▶ _CONSIGNE_
Réécrivez le passage de l'extrait sur la souveraineté haïtienne qui va de « C’est cette mémoire » jusqu'à « l’emprise d’intérêts extérieurs. » inclus, en y remplaçant « trahison » par « forfaiture ».

▶ _EXTRAIT DU DOCUMENT_
■ ■ ■ ■ ■
Elle transforme la transition en une simple gestion sous tutelle, où les intérêts extérieurs priment sur les aspirations nationales.
Une contradiction avec la fabrique même de la nation
Plus fondamentalement, les options retenues par Fils-Aimé entrent en contradiction avec la fabrique même de la nation. Elles remettent en cause ce qui constitue le socle profond de l’identité haïtienne : une quête ininterrompue de souveraineté, une vigilance soutenue face aux tutelles et une mémoire collective façonnée par la résistance à la domination.
Il importe de rappeler le contexte historique qui fonde cette exigence de souveraineté. Haïti n’est pas née d’un compromis ni d’un simple transfert de pouvoir : elle est née d’une rupture radicale, d’un soulèvement sans précédent contre l’ordre colonial et l’esclavage. L’indépendance de 1804 n’a pas seulement libéré un territoire ; elle a instauré un principe, un pacte moral, une ligne de conduite. Elle a inscrit dans la chair de la nation l’idée que la liberté ne se négocie pas, que la dignité ne se délègue pas et que la souveraineté exige une vigilance de tout instant.
C’est cette mémoire fondatrice qui rend les choix actuels d’autant plus inacceptables. Dans un pays qui a arraché sa liberté au prix du sang, toute orientation politique ouvrant la voie à une tutelle, même déguisée, prend la dimension d’une trahison symbolique. Elle rompt avec l’héritage de Dessalines, l’esprit de 1804 et la promesse faite aux générations futures de ne jamais retomber sous l’emprise d’intérêts extérieurs.
■ ■ ■ ■ ■
▶ _DONNÉES ENREGISTRÉES_
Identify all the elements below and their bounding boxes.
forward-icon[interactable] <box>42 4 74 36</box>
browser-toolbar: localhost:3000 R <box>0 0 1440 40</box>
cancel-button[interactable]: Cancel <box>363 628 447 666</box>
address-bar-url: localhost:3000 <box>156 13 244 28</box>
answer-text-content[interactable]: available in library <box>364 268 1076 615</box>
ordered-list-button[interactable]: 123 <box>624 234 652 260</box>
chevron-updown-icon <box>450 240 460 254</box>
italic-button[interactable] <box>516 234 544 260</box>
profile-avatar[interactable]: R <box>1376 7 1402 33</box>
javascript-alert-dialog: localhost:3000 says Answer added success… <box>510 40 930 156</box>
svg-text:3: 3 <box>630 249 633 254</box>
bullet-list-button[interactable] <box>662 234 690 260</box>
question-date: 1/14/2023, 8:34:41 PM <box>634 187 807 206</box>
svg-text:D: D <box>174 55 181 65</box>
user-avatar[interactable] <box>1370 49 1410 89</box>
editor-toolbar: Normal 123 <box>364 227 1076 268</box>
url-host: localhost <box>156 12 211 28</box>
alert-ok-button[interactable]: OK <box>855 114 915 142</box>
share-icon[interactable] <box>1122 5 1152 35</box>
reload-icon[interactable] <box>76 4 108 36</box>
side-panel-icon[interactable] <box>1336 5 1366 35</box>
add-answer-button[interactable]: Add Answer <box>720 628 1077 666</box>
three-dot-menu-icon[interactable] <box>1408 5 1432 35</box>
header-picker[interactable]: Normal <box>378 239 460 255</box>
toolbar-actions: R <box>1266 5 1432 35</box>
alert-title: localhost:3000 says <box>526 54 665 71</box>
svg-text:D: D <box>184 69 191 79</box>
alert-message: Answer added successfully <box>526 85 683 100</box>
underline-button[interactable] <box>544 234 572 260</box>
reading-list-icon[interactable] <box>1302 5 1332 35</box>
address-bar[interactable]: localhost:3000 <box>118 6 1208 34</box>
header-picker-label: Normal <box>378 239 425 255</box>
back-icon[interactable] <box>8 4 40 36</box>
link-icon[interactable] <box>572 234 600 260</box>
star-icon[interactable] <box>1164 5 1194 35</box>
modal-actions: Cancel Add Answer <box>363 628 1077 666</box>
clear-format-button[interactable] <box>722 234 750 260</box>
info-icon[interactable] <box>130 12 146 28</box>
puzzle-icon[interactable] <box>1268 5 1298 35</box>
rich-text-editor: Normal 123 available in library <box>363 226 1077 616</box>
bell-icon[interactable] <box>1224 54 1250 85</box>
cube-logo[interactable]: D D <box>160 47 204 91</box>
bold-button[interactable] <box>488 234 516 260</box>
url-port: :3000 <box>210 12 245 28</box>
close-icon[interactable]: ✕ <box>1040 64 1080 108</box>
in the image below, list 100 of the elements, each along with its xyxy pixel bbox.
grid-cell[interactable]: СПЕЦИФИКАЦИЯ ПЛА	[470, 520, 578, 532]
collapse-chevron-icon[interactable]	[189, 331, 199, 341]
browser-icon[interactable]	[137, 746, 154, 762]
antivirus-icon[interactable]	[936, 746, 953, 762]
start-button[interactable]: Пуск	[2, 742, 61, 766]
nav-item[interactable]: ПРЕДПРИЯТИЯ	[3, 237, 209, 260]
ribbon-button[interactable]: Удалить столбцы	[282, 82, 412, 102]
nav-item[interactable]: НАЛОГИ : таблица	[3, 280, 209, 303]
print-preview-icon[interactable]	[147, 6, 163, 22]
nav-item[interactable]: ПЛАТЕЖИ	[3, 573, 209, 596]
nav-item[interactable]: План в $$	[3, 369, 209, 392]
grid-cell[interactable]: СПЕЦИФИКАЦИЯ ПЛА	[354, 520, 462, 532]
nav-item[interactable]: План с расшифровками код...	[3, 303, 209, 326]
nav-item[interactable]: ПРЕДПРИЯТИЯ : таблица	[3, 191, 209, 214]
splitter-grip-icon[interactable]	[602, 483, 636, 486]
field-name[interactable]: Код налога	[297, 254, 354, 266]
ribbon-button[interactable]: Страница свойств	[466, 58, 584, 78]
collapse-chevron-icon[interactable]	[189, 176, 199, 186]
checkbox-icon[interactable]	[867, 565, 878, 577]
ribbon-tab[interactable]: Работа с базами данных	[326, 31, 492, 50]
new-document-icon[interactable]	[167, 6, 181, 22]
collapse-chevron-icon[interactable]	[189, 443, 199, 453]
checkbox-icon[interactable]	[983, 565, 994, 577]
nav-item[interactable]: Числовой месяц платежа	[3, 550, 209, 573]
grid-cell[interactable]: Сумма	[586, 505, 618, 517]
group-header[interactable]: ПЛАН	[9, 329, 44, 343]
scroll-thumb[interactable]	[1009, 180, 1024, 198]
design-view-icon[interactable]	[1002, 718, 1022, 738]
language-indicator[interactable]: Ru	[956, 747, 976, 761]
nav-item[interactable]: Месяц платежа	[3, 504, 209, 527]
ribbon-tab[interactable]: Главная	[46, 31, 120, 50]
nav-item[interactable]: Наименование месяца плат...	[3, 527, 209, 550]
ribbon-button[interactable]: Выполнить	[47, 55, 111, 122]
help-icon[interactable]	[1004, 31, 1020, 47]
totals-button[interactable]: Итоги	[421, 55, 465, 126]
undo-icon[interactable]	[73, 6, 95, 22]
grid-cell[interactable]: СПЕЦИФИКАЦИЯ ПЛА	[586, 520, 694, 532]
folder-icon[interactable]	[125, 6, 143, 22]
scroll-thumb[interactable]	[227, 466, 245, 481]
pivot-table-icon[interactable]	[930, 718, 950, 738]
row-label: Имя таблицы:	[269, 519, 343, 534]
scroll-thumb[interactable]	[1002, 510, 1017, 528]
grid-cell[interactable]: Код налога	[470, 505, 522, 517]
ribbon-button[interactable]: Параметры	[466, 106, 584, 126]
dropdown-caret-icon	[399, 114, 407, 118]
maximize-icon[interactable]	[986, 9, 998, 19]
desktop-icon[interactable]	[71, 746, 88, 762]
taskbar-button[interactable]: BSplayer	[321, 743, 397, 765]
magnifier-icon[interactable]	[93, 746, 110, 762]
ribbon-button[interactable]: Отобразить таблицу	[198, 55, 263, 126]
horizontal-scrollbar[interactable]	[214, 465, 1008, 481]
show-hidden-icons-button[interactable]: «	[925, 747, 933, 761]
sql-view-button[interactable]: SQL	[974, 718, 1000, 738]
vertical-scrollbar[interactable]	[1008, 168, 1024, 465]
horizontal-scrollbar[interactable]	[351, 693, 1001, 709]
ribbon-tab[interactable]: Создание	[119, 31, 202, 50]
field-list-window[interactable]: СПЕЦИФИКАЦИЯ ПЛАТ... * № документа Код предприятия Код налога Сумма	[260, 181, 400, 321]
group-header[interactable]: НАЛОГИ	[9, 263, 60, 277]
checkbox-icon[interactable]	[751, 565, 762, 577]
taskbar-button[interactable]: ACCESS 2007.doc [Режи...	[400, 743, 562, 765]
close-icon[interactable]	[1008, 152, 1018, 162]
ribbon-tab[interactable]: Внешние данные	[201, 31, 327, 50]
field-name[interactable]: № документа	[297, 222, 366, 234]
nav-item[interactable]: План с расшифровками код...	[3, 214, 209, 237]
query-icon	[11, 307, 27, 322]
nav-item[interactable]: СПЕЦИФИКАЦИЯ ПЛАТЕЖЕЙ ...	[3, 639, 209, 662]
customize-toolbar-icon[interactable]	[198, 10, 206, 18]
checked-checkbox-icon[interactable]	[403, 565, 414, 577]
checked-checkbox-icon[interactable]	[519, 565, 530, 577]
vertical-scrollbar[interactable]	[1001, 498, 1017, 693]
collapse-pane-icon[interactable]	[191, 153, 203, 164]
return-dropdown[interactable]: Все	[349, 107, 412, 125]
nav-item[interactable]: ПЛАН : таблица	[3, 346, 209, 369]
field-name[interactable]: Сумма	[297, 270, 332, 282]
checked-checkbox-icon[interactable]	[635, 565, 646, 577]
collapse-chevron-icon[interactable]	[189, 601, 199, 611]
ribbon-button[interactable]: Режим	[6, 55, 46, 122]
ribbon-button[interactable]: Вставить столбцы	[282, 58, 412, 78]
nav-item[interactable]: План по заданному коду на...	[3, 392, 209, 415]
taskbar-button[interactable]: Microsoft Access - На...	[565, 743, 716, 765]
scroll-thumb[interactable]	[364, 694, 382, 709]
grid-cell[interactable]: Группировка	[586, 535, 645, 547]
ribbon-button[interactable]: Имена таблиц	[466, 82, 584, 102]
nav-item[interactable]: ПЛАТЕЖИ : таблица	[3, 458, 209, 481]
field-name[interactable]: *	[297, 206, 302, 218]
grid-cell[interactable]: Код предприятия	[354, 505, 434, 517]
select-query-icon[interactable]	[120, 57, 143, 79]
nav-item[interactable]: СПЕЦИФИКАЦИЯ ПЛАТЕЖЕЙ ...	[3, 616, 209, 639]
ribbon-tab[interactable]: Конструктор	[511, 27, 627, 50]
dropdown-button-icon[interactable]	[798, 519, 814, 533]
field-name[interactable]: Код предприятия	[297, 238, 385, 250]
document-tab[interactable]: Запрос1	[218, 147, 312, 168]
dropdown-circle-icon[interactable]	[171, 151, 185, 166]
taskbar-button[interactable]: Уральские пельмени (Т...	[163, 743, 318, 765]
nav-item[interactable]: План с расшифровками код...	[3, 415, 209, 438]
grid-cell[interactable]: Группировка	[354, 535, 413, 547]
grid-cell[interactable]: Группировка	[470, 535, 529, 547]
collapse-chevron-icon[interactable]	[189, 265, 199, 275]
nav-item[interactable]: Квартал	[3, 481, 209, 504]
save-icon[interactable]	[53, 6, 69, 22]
■ ■ ■ ■ ■
▶ _RÉSULTAT_
C’est cette mémoire fondatrice qui rend les choix actuels d’autant plus inacceptables. Dans un pays qui a arraché sa liberté au prix du sang, toute orientation politique ouvrant la voie à une tutelle, même déguisée, prend la dimension d’une forfaiture symbolique. Elle rompt avec l’héritage de Dessalines, l’esprit de 1804 et la promesse faite aux générations futures de ne jamais retomber sous l’emprise d’intérêts extérieurs.